→ **節選**:
▶

達利普·辛格(Daleep Singh)是拜登政府全球經濟戰略的「架構師」之一,他曾在2021年2月至2022年4月期間擔任負責國際經濟事務的副國家安全顧問,後來去了私部門工作,在PGIM Fixed Income擔任全球首席經濟學家。現在,辛格即將重返白宮,再次擔任副國家安全顧問一職,PGIM上週四(2月15日)證實了他即將離職的消息。
在白宮工作期間,辛格密切參與了2022年俄烏衝突因應方案,協助美國政府設計了由七國集團(G7)實施的對俄石油限價措施。辛格還擁有私人市場工作背景。
辛格最近以PGIM經濟學家的身份接受了《巴倫周刊》的專訪,談到了地緣政治和市場等話題。以下是經過編輯的訪談內容。
《巴倫周刊》:你從過去的經驗中學到了什麼?
達利普·辛格:我是在20世紀90年代末參加工作的,見證了後冷戰時代單極地緣政治秩序逐漸讓位於全球經濟“大緩和時期”(Great Moderation),後來又見證了“大緩和時期」的終結。
透過這些經歷,我獲得了幾點重要認識。第一,「大緩和時期」是一個非常態,當下我們看到的波動、不確定性、甚至恐慌才是常態。
第二,私部門無法帶頭解決最大的社會問題。2020年3月,我負責紐約聯邦儲備銀行金融市場部的工作,當時全球範圍內出現了一場美國國債拋售潮,如果我們沒有採取金融史上規模最大的政府乾預措施來支持市場,全球經濟就會陷入混亂。
透過那次經歷,我體認到市場其實是人類情感的集合,必然會在貪婪和恐懼之間循環往復,如果不加干預,市場就會失靈。但政策也有失靈的可能,我也看過這種情況。
《巴倫周刊》:當前地緣政治情勢對金融市場意味著什麼?
達利普辛格:我們可以討論的至少有五大力量:大國衝突加劇;前所未見的政治兩極化;從化石燃料到可再生能源的過渡,這一過程非常崎嶇但很有必要;供應鏈重塑;技術從單一市場向跨國界擴散的遷移。所有這些力量都將為美國等地帶來一個高通膨和高成長的環境,但同時波動性、風險溢酬和利率也會上升。
從某些方面來看,這個新時代和1990年冷戰結束前的漫長歷史中我們所經歷過的時代相似。
《巴倫周刊》:在目前這個財政支出受限的環境裡,你對美國公債市場有什麼看法?
達利普辛格:我們的世界面臨的最大挑戰需要政府發揮更大的作用,可能需要更多的財務支出。「債務水準是否會因此變得不可持續」或「國債風險溢價是否會因此變得更高」是目前困擾市場的問題。

◀

→ **練習內容**:
[A] 根據這篇辛格訪談,辛格在2020年3月負責哪個部門的工作?
[B] 修改這篇辛格訪談中以含有「辛格最近以PGIM經濟學家的」的字句開頭、以「更高」是目前困擾市場的問題。」收尾的段落,把其中的「風險溢酬」改成「風險溢價」,並寫出改好的全文。
[C] 從這篇辛格訪談的最後一句之後接著往下續寫。

圖像區域標註:
▶

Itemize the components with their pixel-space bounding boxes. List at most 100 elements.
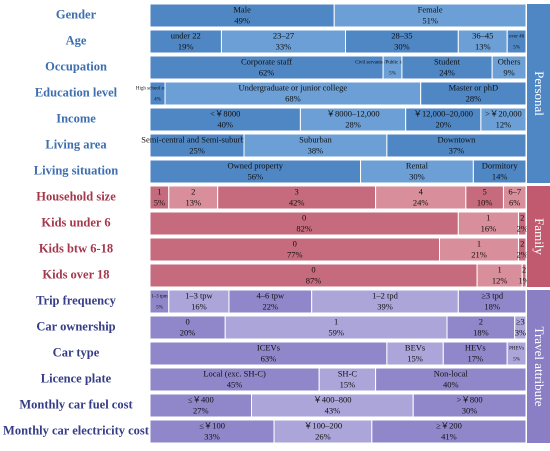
group-label: Travel attribute — [532, 326, 547, 406]
segment-label: ≤￥100 — [199, 420, 225, 430]
segment-label: ￥12,000–20,000 — [414, 108, 474, 118]
segment-value: 16% — [481, 223, 497, 233]
segment-value: 51% — [422, 15, 438, 25]
segment-value: 42% — [289, 197, 305, 207]
segment — [480, 107, 527, 132]
segment-value: 40% — [443, 379, 459, 389]
segment-value: 45% — [227, 379, 243, 389]
segment-label: 4–6 tpw — [257, 290, 285, 300]
segment-label: ICEVs — [257, 342, 280, 352]
segment-label: ≤￥400 — [188, 394, 214, 404]
segment-value: 41% — [441, 431, 457, 441]
segment-value: 37% — [449, 145, 465, 155]
segment — [333, 3, 527, 28]
segment-label: Suburban — [299, 134, 332, 144]
segment-value: 13% — [475, 41, 491, 51]
segment-value: 22% — [263, 301, 279, 311]
segment-label: 1 — [486, 212, 490, 222]
segment-label: 0 — [311, 264, 315, 274]
segment-value: 15% — [407, 353, 423, 363]
segment-label: Owned property — [228, 160, 284, 170]
segment-value: 82% — [296, 223, 312, 233]
segment-label: Dormitory — [482, 160, 519, 170]
segment-value: 59% — [328, 327, 344, 337]
segment-label: Semi-central and Semi-suburban — [141, 134, 253, 144]
row-label: Kids under 6 — [41, 215, 110, 229]
segment-value: 68% — [285, 93, 301, 103]
segment — [502, 185, 527, 210]
row-label: Monthly car fuel cost — [19, 397, 133, 411]
segment-value: 10% — [477, 197, 493, 207]
group-strip — [527, 186, 550, 287]
segment-value: 19% — [178, 41, 194, 51]
segment-label: Corporate staff — [241, 56, 292, 66]
segment-label: SH-C — [338, 368, 358, 378]
row-label: Gender — [56, 7, 97, 21]
segment — [506, 29, 527, 54]
segment-value: 5% — [156, 306, 163, 311]
segment-value: 30% — [462, 405, 478, 415]
segment — [375, 367, 527, 392]
segment-value: 62% — [259, 67, 275, 77]
segment-value: 38% — [308, 145, 324, 155]
segment — [412, 393, 527, 418]
segment-label: 1 — [498, 264, 502, 274]
segment-value: 24% — [413, 197, 429, 207]
segment-label: Male — [233, 4, 251, 14]
segment-value: 5% — [513, 46, 520, 51]
segment-label: 4 — [419, 186, 424, 196]
segment-label: High school or below — [136, 87, 180, 92]
segment-label: <￥8000 — [210, 108, 240, 118]
segment-label: ≥3 tpd — [481, 290, 504, 300]
segment-label: PHEVs — [509, 347, 524, 352]
segment-label: 0 — [293, 238, 297, 248]
segment-value: 2% — [517, 223, 528, 233]
segment — [506, 341, 527, 366]
segment-label: Downtown — [438, 134, 477, 144]
segment-label: BEVs — [405, 342, 425, 352]
segment-label: 2 — [191, 186, 195, 196]
segment-value: 1% — [518, 275, 529, 285]
segment — [420, 81, 527, 106]
segment-value: 30% — [409, 171, 425, 181]
segment-label: 2 — [522, 264, 526, 274]
segment-value: 13% — [185, 197, 201, 207]
segment-label: 0 — [302, 212, 306, 222]
segment-value: 2% — [517, 249, 528, 259]
segment-value: 5% — [513, 358, 520, 363]
segment-label: >￥20,000 — [485, 108, 522, 118]
segment-value: 5% — [389, 72, 396, 77]
segment-label: 6–7 — [508, 186, 521, 196]
segment-value: 56% — [247, 171, 263, 181]
segment-label: under 22 — [171, 30, 201, 40]
segment-label: 1–2 tpd — [372, 290, 398, 300]
segment-value: 20% — [180, 327, 196, 337]
segment-label: Master or phD — [449, 82, 499, 92]
segment-label: Female — [418, 4, 443, 14]
row-label: Age — [66, 33, 87, 47]
segment-value: 49% — [234, 15, 250, 25]
row-label: Income — [56, 111, 96, 125]
segment — [457, 289, 527, 314]
row-label: Household size — [36, 189, 116, 203]
segment-label: 1 — [157, 186, 161, 196]
segment — [386, 133, 527, 158]
segment-value: 4% — [154, 98, 161, 103]
segment-label: 36–45 — [472, 30, 493, 40]
segment-label: ￥400–800 — [313, 394, 351, 404]
segment-value: 33% — [204, 431, 220, 441]
segment-value: 5% — [154, 197, 165, 207]
segment-label: ￥100–200 — [304, 420, 342, 430]
segment-value: 15% — [340, 379, 356, 389]
row-label: Monthly car electricity cost — [3, 423, 150, 437]
segment-label: 1–3 tpm — [151, 295, 168, 300]
segment-label: 2 — [520, 238, 524, 248]
segment-value: 12% — [496, 119, 512, 129]
segment-label: Student — [434, 56, 461, 66]
segment-value: 27% — [193, 405, 209, 415]
group-label: Family — [532, 218, 547, 255]
segment-value: 14% — [492, 171, 508, 181]
row-label: Occupation — [45, 59, 107, 73]
segment-value: 28% — [345, 119, 361, 129]
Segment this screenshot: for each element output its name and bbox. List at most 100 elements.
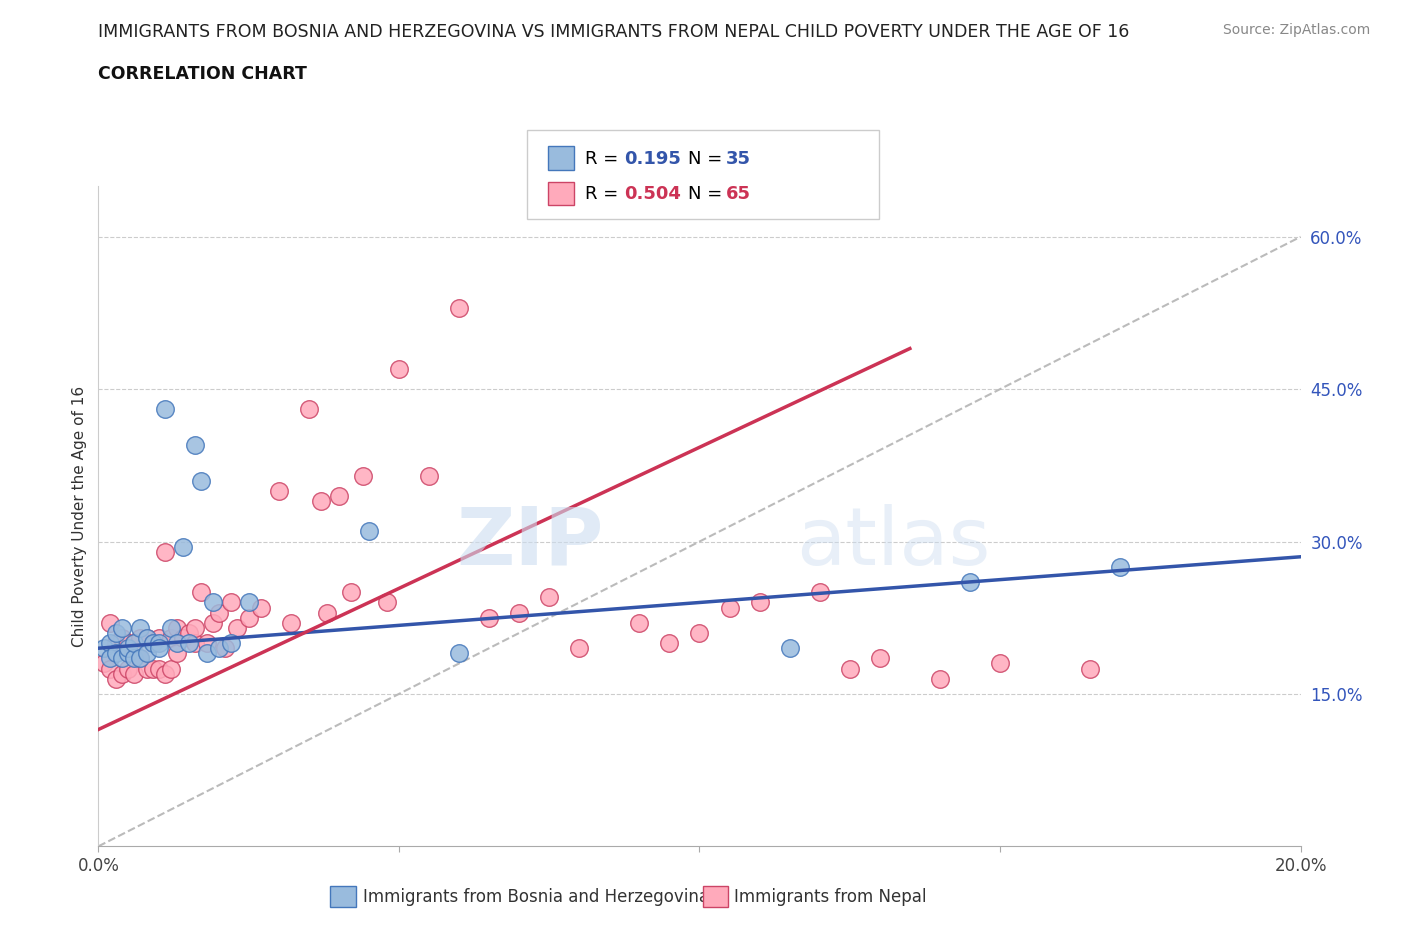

◀

→ **參考答案**:
[A] 紐約聯邦儲備銀行金融市場部的工作。

[B]
辛格最近以PGIM經濟學家的身份接受了《巴倫周刊》的專訪,談到了地緣政治和市場等話題。以下是經過編輯的訪談內容。
《巴倫周刊》:你從過去的經驗中學到了什麼?
達利普·辛格:我是在20世紀90年代末參加工作的,見證了後冷戰時代單極地緣政治秩序逐漸讓位於全球經濟“大緩和時期”(Great Moderation),後來又見證了“大緩和時期」的終結。
透過這些經歷,我獲得了幾點重要認識。第一,「大緩和時期」是一個非常態,當下我們看到的波動、不確定性、甚至恐慌才是常態。
第二,私部門無法帶頭解決最大的社會問題。2020年3月,我負責紐約聯邦儲備銀行金融市場部的工作,當時全球範圍內出現了一場美國國債拋售潮,如果我們沒有採取金融史上規模最大的政府乾預措施來支持市場,全球經濟就會陷入混亂。
透過那次經歷,我體認到市場其實是人類情感的集合,必然會在貪婪和恐懼之間循環往復,如果不加干預,市場就會失靈。但政策也有失靈的可能,我也看過這種情況。
《巴倫周刊》:當前地緣政治情勢對金融市場意味著什麼?
達利普辛格:我們可以討論的至少有五大力量:大國衝突加劇;前所未見的政治兩極化;從化石燃料到可再生能源的過渡,這一過程非常崎嶇但很有必要;供應鏈重塑;技術從單一市場向跨國界擴散的遷移。所有這些力量都將為美國等地帶來一個高通膨和高成長的環境,但同時波動性、風險溢價和利率也會上升。
從某些方面來看,這個新時代和1990年冷戰結束前的漫長歷史中我們所經歷過的時代相似。
《巴倫周刊》:在目前這個財政支出受限的環境裡,你對美國公債市場有什麼看法?
達利普辛格:我們的世界面臨的最大挑戰需要政府發揮更大的作用,可能需要更多的財務支出。「債務水準是否會因此變得不可持續」或「國債風險溢價是否會因此變得更高」是目前困擾市場的問題。

[C]
有關債務水準可持續性的計算結果是正面的,但目前的收益率水準意味著聯邦政府的利息成本將上升。
美國國債買家需要更高的收益率作為補償,因為投資債券的不確定性更大。這些買家不知道國會是否、以及何時實施財政約束,他們不知道經濟成長是否會跟上利率上升的步伐,他們也不知道是否會有其他買家出現,以及他們需要獲得多少補償才能吸收創紀錄的國債供應量。
所有這些不確定性都有一個價格,這個價格就是更高的期限溢價(term premium)。這就是我們目前在市場上看到的情況。
《巴倫周刊》:聯準會和其他央行是否有能力應對你所說的全球變化?
達利普辛格:現在難度大得多。在“大緩和時期”,央行扮演最重要的角色,在對宏觀經濟做預測時,總需求是實變數。現在,貨幣政策、財政政策和外交政策都在不斷變化,這意味著需求和供給都在變化,我們沒有很好的模型來考慮所有這些變數之間的相互作用,這也是自新冠疫情以來人們在做預測時犯了很多錯誤的原因。
《巴倫周刊》:雖然西方國家實施了石油限價措施,但俄羅斯的石油出口量並沒有下降,這對政策意味著什麼?
達利普·辛格:相當一部分化石能源正面臨被「武器化」的風險,自2022年以來俄羅斯就是這樣做的,但俄羅斯不會是唯一一個將石油「武器化」的國家。清潔能源方面,處於關鍵生產階段的市場力量集中度甚至高於化石燃料。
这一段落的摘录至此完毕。